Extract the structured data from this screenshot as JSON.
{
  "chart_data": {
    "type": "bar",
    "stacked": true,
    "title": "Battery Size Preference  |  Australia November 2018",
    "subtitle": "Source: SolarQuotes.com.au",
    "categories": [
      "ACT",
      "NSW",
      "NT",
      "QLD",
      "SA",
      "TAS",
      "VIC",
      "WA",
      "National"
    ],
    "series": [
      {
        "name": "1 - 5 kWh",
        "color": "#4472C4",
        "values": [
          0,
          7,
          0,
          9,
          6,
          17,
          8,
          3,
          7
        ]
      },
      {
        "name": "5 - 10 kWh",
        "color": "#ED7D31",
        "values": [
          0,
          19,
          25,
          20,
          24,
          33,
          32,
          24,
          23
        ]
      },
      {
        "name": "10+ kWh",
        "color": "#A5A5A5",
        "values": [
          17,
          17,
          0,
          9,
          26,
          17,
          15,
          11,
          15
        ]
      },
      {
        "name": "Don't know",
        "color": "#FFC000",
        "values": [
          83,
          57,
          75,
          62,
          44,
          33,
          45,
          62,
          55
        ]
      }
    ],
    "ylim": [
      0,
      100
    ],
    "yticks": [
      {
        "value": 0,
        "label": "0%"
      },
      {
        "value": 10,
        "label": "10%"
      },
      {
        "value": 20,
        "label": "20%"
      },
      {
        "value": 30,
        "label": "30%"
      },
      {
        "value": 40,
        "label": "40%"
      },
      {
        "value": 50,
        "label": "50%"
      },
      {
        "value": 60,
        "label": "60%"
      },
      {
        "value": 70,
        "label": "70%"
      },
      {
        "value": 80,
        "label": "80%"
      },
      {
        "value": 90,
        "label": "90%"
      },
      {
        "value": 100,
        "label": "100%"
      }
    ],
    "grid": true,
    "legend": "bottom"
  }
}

++++++

### Given request
Find the lines above holding the word "color" and show them.

### Written reply
        "color": "#4472C4",
        "color": "#ED7D31",
        "color": "#A5A5A5",
        "color": "#FFC000",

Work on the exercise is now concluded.